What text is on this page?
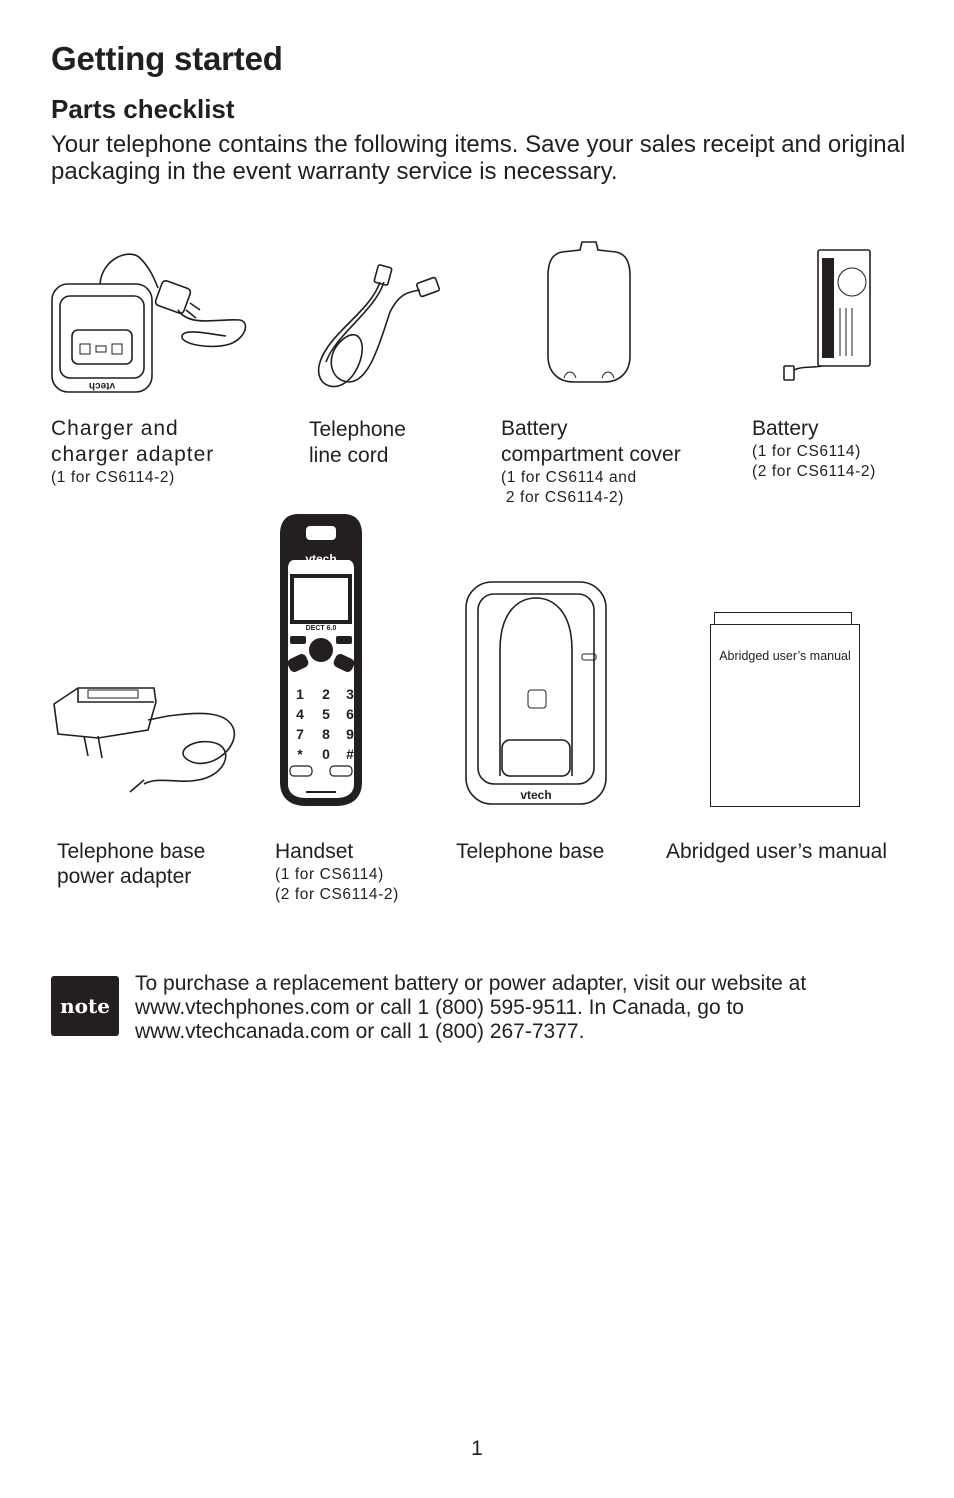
Getting started
Parts checklist

Your telephone contains the following items. Save your sales receipt and original packaging in the event warranty service is necessary.

vtech
Charger and
charger adapter
(1 for CS6114-2)
Telephone
line cord
Battery
compartment cover
(1 for CS6114 and
2 for CS6114-2)
Battery
(1 for CS6114)
(2 for CS6114-2)
vtech
DECT 6.0
1 2 3
4 5 6
7 8 9
* 0 #
vtech
Abridged user’s manual
Telephone base
power adapter
Handset
(1 for CS6114)
(2 for CS6114-2)
Telephone base	Abridged user’s manual
note
To purchase a replacement battery or power adapter, visit our website at www.vtechphones.com or call 1 (800) 595-9511. In Canada, go to www.vtechcanada.com or call 1 (800) 267-7377.
1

********************

- _TASK PROMPT_: Extract each line holding the word "Abridged" from the records.

- _TASK RESULT_:
Abridged user’s manual
Telephone base	Abridged user’s manual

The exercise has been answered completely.